▶ Requirement
Render each line of the records below as a Markdown table with the columns Row and Line. Number the rows and leave out blank lines.

▶ Provided information
_ _ _ _ _ _ _
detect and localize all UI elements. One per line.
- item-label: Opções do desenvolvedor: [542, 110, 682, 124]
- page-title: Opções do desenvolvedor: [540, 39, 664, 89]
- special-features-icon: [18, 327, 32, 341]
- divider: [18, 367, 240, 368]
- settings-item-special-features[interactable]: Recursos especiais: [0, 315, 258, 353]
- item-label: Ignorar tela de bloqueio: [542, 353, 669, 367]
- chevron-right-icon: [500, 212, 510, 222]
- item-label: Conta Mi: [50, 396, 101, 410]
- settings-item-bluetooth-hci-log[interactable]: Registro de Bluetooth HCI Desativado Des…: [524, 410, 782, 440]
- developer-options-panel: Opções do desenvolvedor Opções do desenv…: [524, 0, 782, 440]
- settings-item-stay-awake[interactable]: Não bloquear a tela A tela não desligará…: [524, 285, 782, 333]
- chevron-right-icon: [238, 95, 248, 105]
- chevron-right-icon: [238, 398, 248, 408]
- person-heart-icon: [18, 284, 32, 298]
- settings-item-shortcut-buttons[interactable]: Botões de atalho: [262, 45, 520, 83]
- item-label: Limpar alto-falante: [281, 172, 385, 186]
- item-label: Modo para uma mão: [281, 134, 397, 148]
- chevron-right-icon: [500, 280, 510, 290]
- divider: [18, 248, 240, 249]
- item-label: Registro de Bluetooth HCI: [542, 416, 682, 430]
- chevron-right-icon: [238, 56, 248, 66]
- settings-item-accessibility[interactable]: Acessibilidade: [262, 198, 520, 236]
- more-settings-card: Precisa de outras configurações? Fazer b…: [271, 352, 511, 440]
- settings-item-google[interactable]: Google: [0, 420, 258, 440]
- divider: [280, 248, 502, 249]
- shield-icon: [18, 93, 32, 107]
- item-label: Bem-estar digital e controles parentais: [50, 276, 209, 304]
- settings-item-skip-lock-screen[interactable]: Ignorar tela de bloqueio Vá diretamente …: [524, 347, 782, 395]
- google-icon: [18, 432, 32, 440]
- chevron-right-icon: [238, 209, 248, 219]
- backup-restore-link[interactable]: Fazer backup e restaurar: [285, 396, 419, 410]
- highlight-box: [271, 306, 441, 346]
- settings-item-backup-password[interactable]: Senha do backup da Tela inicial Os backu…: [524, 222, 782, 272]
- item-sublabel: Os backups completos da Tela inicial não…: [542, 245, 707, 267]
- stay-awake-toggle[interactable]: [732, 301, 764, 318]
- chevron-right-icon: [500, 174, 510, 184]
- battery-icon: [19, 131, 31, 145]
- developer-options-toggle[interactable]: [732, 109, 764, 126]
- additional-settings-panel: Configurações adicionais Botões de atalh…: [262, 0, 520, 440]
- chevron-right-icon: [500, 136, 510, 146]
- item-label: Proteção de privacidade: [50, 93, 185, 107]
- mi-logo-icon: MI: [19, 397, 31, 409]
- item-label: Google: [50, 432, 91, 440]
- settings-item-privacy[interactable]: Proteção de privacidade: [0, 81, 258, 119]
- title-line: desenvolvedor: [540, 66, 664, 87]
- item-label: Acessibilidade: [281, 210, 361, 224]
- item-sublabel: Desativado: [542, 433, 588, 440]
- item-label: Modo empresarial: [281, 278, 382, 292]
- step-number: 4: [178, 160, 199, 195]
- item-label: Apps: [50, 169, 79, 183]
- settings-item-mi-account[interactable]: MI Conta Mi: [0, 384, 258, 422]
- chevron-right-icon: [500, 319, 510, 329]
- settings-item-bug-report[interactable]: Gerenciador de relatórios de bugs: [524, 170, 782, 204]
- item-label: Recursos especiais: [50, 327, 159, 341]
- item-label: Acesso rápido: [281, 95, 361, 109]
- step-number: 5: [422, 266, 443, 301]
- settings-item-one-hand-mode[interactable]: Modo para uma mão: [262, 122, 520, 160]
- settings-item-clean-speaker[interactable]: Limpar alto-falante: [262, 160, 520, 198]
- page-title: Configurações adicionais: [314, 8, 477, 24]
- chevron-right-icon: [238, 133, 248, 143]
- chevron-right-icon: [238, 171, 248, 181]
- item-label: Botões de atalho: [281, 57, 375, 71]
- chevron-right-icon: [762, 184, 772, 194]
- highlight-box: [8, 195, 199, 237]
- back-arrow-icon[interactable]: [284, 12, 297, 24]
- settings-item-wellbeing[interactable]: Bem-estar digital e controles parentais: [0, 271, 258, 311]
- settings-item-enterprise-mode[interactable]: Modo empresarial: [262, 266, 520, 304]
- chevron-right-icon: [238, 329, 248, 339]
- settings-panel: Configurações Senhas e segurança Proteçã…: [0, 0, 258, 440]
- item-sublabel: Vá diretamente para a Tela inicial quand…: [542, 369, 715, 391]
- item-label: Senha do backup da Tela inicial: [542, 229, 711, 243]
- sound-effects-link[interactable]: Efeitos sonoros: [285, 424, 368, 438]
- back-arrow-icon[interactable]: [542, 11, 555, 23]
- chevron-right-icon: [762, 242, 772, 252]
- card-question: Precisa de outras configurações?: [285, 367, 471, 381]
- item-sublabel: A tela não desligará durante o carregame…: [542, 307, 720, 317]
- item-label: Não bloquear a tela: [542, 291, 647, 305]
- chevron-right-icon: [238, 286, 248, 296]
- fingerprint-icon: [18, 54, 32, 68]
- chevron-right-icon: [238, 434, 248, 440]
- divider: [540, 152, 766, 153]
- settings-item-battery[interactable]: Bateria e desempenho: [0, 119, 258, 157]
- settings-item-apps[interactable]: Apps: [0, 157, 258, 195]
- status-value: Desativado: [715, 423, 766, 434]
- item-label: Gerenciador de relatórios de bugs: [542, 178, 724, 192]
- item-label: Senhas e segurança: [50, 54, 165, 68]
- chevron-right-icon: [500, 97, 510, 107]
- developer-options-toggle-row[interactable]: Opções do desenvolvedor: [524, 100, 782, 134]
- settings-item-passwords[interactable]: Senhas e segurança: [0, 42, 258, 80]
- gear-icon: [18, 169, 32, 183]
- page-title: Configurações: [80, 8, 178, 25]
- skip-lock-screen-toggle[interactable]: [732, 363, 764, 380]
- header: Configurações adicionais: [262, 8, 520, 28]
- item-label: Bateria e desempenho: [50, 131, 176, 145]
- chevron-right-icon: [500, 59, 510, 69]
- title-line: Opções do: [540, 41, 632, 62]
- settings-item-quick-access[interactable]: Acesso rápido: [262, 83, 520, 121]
_ _ _ _ _ _ _
▶ Task solution
| Row | Line |
|---|---|
| 1 | detect and localize all UI elements. One per line. |
| 2 | - item-label: Opções do desenvolvedor: [542, 110, 682, 124] |
| 3 | - page-title: Opções do desenvolvedor: [540, 39, 664, 89] |
| 4 | - special-features-icon: [18, 327, 32, 341] |
| 5 | - divider: [18, 367, 240, 368] |
| 6 | - settings-item-special-features[interactable]: Recursos especiais: [0, 315, 258, 353] |
| 7 | - item-label: Ignorar tela de bloqueio: [542, 353, 669, 367] |
| 8 | - chevron-right-icon: [500, 212, 510, 222] |
| 9 | - item-label: Conta Mi: [50, 396, 101, 410] |
| 10 | - settings-item-bluetooth-hci-log[interactable]: Registro de Bluetooth HCI Desativado Des…: [524, 410, 782, 440] |
| 11 | - developer-options-panel: Opções do desenvolvedor Opções do desenv…: [524, 0, 782, 440] |
| 12 | - settings-item-stay-awake[interactable]: Não bloquear a tela A tela não desligará…: [524, 285, 782, 333] |
| 13 | - chevron-right-icon: [238, 95, 248, 105] |
| 14 | - chevron-right-icon: [238, 398, 248, 408] |
| 15 | - person-heart-icon: [18, 284, 32, 298] |
| 16 | - settings-item-shortcut-buttons[interactable]: Botões de atalho: [262, 45, 520, 83] |
| 17 | - item-label: Limpar alto-falante: [281, 172, 385, 186] |
| 18 | - item-label: Modo para uma mão: [281, 134, 397, 148] |
| 19 | - chevron-right-icon: [500, 280, 510, 290] |
| 20 | - divider: [18, 248, 240, 249] |
| 21 | - item-label: Registro de Bluetooth HCI: [542, 416, 682, 430] |
| 22 | - chevron-right-icon: [238, 56, 248, 66] |
| 23 | - settings-item-accessibility[interactable]: Acessibilidade: [262, 198, 520, 236] |
| 24 | - more-settings-card: Precisa de outras configurações? Fazer b…: [271, 352, 511, 440] |
| 25 | - settings-item-google[interactable]: Google: [0, 420, 258, 440] |
| 26 | - divider: [280, 248, 502, 249] |
| 27 | - shield-icon: [18, 93, 32, 107] |
| 28 | - item-label: Bem-estar digital e controles parentais: [50, 276, 209, 304] |
| 29 | - settings-item-skip-lock-screen[interactable]: Ignorar tela de bloqueio Vá diretamente …: [524, 347, 782, 395] |
| 30 | - google-icon: [18, 432, 32, 440] |
| 31 | - chevron-right-icon: [238, 209, 248, 219] |
| 32 | - backup-restore-link[interactable]: Fazer backup e restaurar: [285, 396, 419, 410] |
| 33 | - highlight-box: [271, 306, 441, 346] |
| 34 | - settings-item-backup-password[interactable]: Senha do backup da Tela inicial Os backu…: [524, 222, 782, 272] |
| 35 | - item-sublabel: Os backups completos da Tela inicial não…: [542, 245, 707, 267] |
| 36 | - stay-awake-toggle[interactable]: [732, 301, 764, 318] |
| 37 | - chevron-right-icon: [500, 174, 510, 184] |
| 38 | - battery-icon: [19, 131, 31, 145] |
| 39 | - developer-options-toggle[interactable]: [732, 109, 764, 126] |
| 40 | - additional-settings-panel: Configurações adicionais Botões de atalh…: [262, 0, 520, 440] |
| 41 | - chevron-right-icon: [500, 136, 510, 146] |
| 42 | - item-label: Proteção de privacidade: [50, 93, 185, 107] |
| 43 | - mi-logo-icon: MI: [19, 397, 31, 409] |
| 44 | - item-label: Google: [50, 432, 91, 440] |
| 45 | - settings-item-privacy[interactable]: Proteção de privacidade: [0, 81, 258, 119] |
| 46 | - title-line: desenvolvedor: [540, 66, 664, 87] |
| 47 | - item-label: Acessibilidade: [281, 210, 361, 224] |
| 48 | - item-sublabel: Desativado: [542, 433, 588, 440] |
| 49 | - item-label: Modo empresarial: [281, 278, 382, 292] |
| 50 | - step-number: 4: [178, 160, 199, 195] |
| 51 | - item-label: Apps: [50, 169, 79, 183] |
| 52 | - settings-item-mi-account[interactable]: MI Conta Mi: [0, 384, 258, 422] |
| 53 | - chevron-right-icon: [500, 319, 510, 329] |
| 54 | - settings-item-bug-report[interactable]: Gerenciador de relatórios de bugs: [524, 170, 782, 204] |
| 55 | - item-label: Recursos especiais: [50, 327, 159, 341] |
| 56 | - item-label: Acesso rápido: [281, 95, 361, 109] |
| 57 | - step-number: 5: [422, 266, 443, 301] |
| 58 | - settings-item-one-hand-mode[interactable]: Modo para uma mão: [262, 122, 520, 160] |
| 59 | - settings-item-clean-speaker[interactable]: Limpar alto-falante: [262, 160, 520, 198] |
| 60 | - page-title: Configurações adicionais: [314, 8, 477, 24] |
| 61 | - chevron-right-icon: [238, 133, 248, 143] |
| 62 | - chevron-right-icon: [238, 171, 248, 181] |
| 63 | - item-label: Botões de atalho: [281, 57, 375, 71] |
| 64 | - chevron-right-icon: [762, 184, 772, 194] |
| 65 | - highlight-box: [8, 195, 199, 237] |
| 66 | - back-arrow-icon[interactable]: [284, 12, 297, 24] |
| 67 | - settings-item-wellbeing[interactable]: Bem-estar digital e controles parentais: [0, 271, 258, 311] |
| 68 | - settings-item-enterprise-mode[interactable]: Modo empresarial: [262, 266, 520, 304] |
| 69 | - chevron-right-icon: [238, 329, 248, 339] |
| 70 | - settings-panel: Configurações Senhas e segurança Proteçã…: [0, 0, 258, 440] |
| 71 | - item-sublabel: Vá diretamente para a Tela inicial quand…: [542, 369, 715, 391] |
| 72 | - item-label: Senha do backup da Tela inicial: [542, 229, 711, 243] |
| 73 | - sound-effects-link[interactable]: Efeitos sonoros: [285, 424, 368, 438] |
| 74 | - back-arrow-icon[interactable]: [542, 11, 555, 23] |
| 75 | - chevron-right-icon: [762, 242, 772, 252] |
| 76 | - card-question: Precisa de outras configurações?: [285, 367, 471, 381] |
| 77 | - item-sublabel: A tela não desligará durante o carregame…: [542, 307, 720, 317] |
| 78 | - item-label: Não bloquear a tela: [542, 291, 647, 305] |
| 79 | - chevron-right-icon: [238, 286, 248, 296] |
| 80 | - fingerprint-icon: [18, 54, 32, 68] |
| 81 | - chevron-right-icon: [238, 434, 248, 440] |
| 82 | - divider: [540, 152, 766, 153] |
| 83 | - settings-item-battery[interactable]: Bateria e desempenho: [0, 119, 258, 157] |
| 84 | - settings-item-apps[interactable]: Apps: [0, 157, 258, 195] |
| 85 | - status-value: Desativado: [715, 423, 766, 434] |
| 86 | - item-label: Gerenciador de relatórios de bugs: [542, 178, 724, 192] |
| 87 | - item-label: Senhas e segurança: [50, 54, 165, 68] |
| 88 | - chevron-right-icon: [500, 97, 510, 107] |
| 89 | - developer-options-toggle-row[interactable]: Opções do desenvolvedor: [524, 100, 782, 134] |
| 90 | - settings-item-passwords[interactable]: Senhas e segurança: [0, 42, 258, 80] |
| 91 | - gear-icon: [18, 169, 32, 183] |
| 92 | - page-title: Configurações: [80, 8, 178, 25] |
| 93 | - skip-lock-screen-toggle[interactable]: [732, 363, 764, 380] |
| 94 | - header: Configurações adicionais: [262, 8, 520, 28] |
| 95 | - item-label: Bateria e desempenho: [50, 131, 176, 145] |
| 96 | - chevron-right-icon: [500, 59, 510, 69] |
| 97 | - title-line: Opções do: [540, 41, 632, 62] |
| 98 | - settings-item-quick-access[interactable]: Acesso rápido: [262, 83, 520, 121] |